§ WORK TO BE COMPLETED: Copy the lines that follow, keeping every character the same.

§ DATASET EXTRACT:
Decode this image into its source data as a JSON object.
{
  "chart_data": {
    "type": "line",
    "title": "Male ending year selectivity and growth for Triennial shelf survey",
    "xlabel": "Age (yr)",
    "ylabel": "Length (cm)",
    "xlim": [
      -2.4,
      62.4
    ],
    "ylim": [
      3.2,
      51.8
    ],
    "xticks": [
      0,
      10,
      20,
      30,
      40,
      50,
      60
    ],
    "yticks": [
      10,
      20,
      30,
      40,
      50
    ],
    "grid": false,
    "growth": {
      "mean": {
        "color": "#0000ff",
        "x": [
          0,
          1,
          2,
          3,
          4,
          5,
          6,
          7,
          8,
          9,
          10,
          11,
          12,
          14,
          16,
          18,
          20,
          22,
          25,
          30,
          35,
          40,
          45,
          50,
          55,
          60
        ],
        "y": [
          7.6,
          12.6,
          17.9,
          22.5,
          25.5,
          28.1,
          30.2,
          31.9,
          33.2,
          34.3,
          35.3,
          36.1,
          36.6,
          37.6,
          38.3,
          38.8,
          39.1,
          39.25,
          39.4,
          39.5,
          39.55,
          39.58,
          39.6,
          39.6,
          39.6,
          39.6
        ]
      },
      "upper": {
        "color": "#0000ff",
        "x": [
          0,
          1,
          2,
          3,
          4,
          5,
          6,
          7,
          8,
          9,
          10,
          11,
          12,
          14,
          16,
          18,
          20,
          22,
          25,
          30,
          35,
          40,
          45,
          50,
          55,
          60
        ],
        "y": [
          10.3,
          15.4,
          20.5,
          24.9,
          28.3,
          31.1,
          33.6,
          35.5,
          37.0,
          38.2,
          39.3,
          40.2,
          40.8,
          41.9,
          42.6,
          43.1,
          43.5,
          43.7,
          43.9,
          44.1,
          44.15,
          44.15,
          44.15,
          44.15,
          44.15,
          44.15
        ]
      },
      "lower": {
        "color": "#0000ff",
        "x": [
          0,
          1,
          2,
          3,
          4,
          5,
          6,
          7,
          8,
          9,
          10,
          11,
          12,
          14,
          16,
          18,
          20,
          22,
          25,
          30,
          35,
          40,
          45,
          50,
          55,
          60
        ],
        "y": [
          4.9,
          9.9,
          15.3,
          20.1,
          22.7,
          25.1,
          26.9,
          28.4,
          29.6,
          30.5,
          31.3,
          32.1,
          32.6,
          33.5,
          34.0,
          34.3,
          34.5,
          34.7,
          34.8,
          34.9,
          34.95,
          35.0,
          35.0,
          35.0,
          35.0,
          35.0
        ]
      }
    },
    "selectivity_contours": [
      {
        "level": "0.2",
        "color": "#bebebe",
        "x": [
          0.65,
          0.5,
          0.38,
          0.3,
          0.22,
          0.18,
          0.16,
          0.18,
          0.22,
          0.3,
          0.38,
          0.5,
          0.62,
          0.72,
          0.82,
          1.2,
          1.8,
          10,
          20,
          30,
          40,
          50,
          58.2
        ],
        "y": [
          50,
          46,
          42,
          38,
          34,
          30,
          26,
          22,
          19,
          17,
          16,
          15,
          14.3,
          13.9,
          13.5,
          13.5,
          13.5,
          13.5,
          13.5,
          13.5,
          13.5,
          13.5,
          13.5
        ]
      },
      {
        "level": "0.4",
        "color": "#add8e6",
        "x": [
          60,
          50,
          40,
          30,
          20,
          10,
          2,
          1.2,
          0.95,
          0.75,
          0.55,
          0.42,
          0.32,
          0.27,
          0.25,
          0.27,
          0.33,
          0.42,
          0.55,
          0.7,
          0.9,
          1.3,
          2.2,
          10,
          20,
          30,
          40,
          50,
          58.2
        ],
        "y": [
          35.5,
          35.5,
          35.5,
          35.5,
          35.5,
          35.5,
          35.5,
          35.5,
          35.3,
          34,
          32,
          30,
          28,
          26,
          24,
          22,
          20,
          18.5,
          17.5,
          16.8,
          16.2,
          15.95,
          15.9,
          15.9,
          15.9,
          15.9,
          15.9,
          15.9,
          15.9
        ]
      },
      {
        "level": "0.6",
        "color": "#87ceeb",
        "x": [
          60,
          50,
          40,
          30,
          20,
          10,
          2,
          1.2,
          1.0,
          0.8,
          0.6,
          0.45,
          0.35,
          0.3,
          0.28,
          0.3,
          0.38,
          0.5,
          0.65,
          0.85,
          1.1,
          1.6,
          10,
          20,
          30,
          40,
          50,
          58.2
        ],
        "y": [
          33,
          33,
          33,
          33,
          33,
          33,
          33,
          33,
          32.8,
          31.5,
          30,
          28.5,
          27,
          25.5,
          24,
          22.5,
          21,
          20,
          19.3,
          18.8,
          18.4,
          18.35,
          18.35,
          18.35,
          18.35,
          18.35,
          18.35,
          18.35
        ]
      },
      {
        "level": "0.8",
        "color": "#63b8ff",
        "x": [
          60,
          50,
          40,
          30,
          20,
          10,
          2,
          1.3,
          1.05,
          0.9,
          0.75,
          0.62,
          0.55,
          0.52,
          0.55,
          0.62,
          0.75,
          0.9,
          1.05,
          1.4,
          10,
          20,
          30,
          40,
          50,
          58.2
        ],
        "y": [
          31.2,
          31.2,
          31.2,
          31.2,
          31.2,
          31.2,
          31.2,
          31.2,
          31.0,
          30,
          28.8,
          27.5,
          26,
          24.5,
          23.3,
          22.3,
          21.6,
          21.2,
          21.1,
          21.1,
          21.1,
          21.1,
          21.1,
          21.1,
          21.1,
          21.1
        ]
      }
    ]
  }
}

§ TASK SOLUTION:
Decode this image into its source data as a JSON object.
{
  "chart_data": {
    "type": "line",
    "title": "Male ending year selectivity and growth for Triennial shelf survey",
    "xlabel": "Age (yr)",
    "ylabel": "Length (cm)",
    "xlim": [
      -2.4,
      62.4
    ],
    "ylim": [
      3.2,
      51.8
    ],
    "xticks": [
      0,
      10,
      20,
      30,
      40,
      50,
      60
    ],
    "yticks": [
      10,
      20,
      30,
      40,
      50
    ],
    "grid": false,
    "growth": {
      "mean": {
        "color": "#0000ff",
        "x": [
          0,
          1,
          2,
          3,
          4,
          5,
          6,
          7,
          8,
          9,
          10,
          11,
          12,
          14,
          16,
          18,
          20,
          22,
          25,
          30,
          35,
          40,
          45,
          50,
          55,
          60
        ],
        "y": [
          7.6,
          12.6,
          17.9,
          22.5,
          25.5,
          28.1,
          30.2,
          31.9,
          33.2,
          34.3,
          35.3,
          36.1,
          36.6,
          37.6,
          38.3,
          38.8,
          39.1,
          39.25,
          39.4,
          39.5,
          39.55,
          39.58,
          39.6,
          39.6,
          39.6,
          39.6
        ]
      },
      "upper": {
        "color": "#0000ff",
        "x": [
          0,
          1,
          2,
          3,
          4,
          5,
          6,
          7,
          8,
          9,
          10,
          11,
          12,
          14,
          16,
          18,
          20,
          22,
          25,
          30,
          35,
          40,
          45,
          50,
          55,
          60
        ],
        "y": [
          10.3,
          15.4,
          20.5,
          24.9,
          28.3,
          31.1,
          33.6,
          35.5,
          37.0,
          38.2,
          39.3,
          40.2,
          40.8,
          41.9,
          42.6,
          43.1,
          43.5,
          43.7,
          43.9,
          44.1,
          44.15,
          44.15,
          44.15,
          44.15,
          44.15,
          44.15
        ]
      },
      "lower": {
        "color": "#0000ff",
        "x": [
          0,
          1,
          2,
          3,
          4,
          5,
          6,
          7,
          8,
          9,
          10,
          11,
          12,
          14,
          16,
          18,
          20,
          22,
          25,
          30,
          35,
          40,
          45,
          50,
          55,
          60
        ],
        "y": [
          4.9,
          9.9,
          15.3,
          20.1,
          22.7,
          25.1,
          26.9,
          28.4,
          29.6,
          30.5,
          31.3,
          32.1,
          32.6,
          33.5,
          34.0,
          34.3,
          34.5,
          34.7,
          34.8,
          34.9,
          34.95,
          35.0,
          35.0,
          35.0,
          35.0,
          35.0
        ]
      }
    },
    "selectivity_contours": [
      {
        "level": "0.2",
        "color": "#bebebe",
        "x": [
          0.65,
          0.5,
          0.38,
          0.3,
          0.22,
          0.18,
          0.16,
          0.18,
          0.22,
          0.3,
          0.38,
          0.5,
          0.62,
          0.72,
          0.82,
          1.2,
          1.8,
          10,
          20,
          30,
          40,
          50,
          58.2
        ],
        "y": [
          50,
          46,
          42,
          38,
          34,
          30,
          26,
          22,
          19,
          17,
          16,
          15,
          14.3,
          13.9,
          13.5,
          13.5,
          13.5,
          13.5,
          13.5,
          13.5,
          13.5,
          13.5,
          13.5
        ]
      },
      {
        "level": "0.4",
        "color": "#add8e6",
        "x": [
          60,
          50,
          40,
          30,
          20,
          10,
          2,
          1.2,
          0.95,
          0.75,
          0.55,
          0.42,
          0.32,
          0.27,
          0.25,
          0.27,
          0.33,
          0.42,
          0.55,
          0.7,
          0.9,
          1.3,
          2.2,
          10,
          20,
          30,
          40,
          50,
          58.2
        ],
        "y": [
          35.5,
          35.5,
          35.5,
          35.5,
          35.5,
          35.5,
          35.5,
          35.5,
          35.3,
          34,
          32,
          30,
          28,
          26,
          24,
          22,
          20,
          18.5,
          17.5,
          16.8,
          16.2,
          15.95,
          15.9,
          15.9,
          15.9,
          15.9,
          15.9,
          15.9,
          15.9
        ]
      },
      {
        "level": "0.6",
        "color": "#87ceeb",
        "x": [
          60,
          50,
          40,
          30,
          20,
          10,
          2,
          1.2,
          1.0,
          0.8,
          0.6,
          0.45,
          0.35,
          0.3,
          0.28,
          0.3,
          0.38,
          0.5,
          0.65,
          0.85,
          1.1,
          1.6,
          10,
          20,
          30,
          40,
          50,
          58.2
        ],
        "y": [
          33,
          33,
          33,
          33,
          33,
          33,
          33,
          33,
          32.8,
          31.5,
          30,
          28.5,
          27,
          25.5,
          24,
          22.5,
          21,
          20,
          19.3,
          18.8,
          18.4,
          18.35,
          18.35,
          18.35,
          18.35,
          18.35,
          18.35,
          18.35
        ]
      },
      {
        "level": "0.8",
        "color": "#63b8ff",
        "x": [
          60,
          50,
          40,
          30,
          20,
          10,
          2,
          1.3,
          1.05,
          0.9,
          0.75,
          0.62,
          0.55,
          0.52,
          0.55,
          0.62,
          0.75,
          0.9,
          1.05,
          1.4,
          10,
          20,
          30,
          40,
          50,
          58.2
        ],
        "y": [
          31.2,
          31.2,
          31.2,
          31.2,
          31.2,
          31.2,
          31.2,
          31.2,
          31.0,
          30,
          28.8,
          27.5,
          26,
          24.5,
          23.3,
          22.3,
          21.6,
          21.2,
          21.1,
          21.1,
          21.1,
          21.1,
          21.1,
          21.1,
          21.1,
          21.1
        ]
      }
    ]
  }
}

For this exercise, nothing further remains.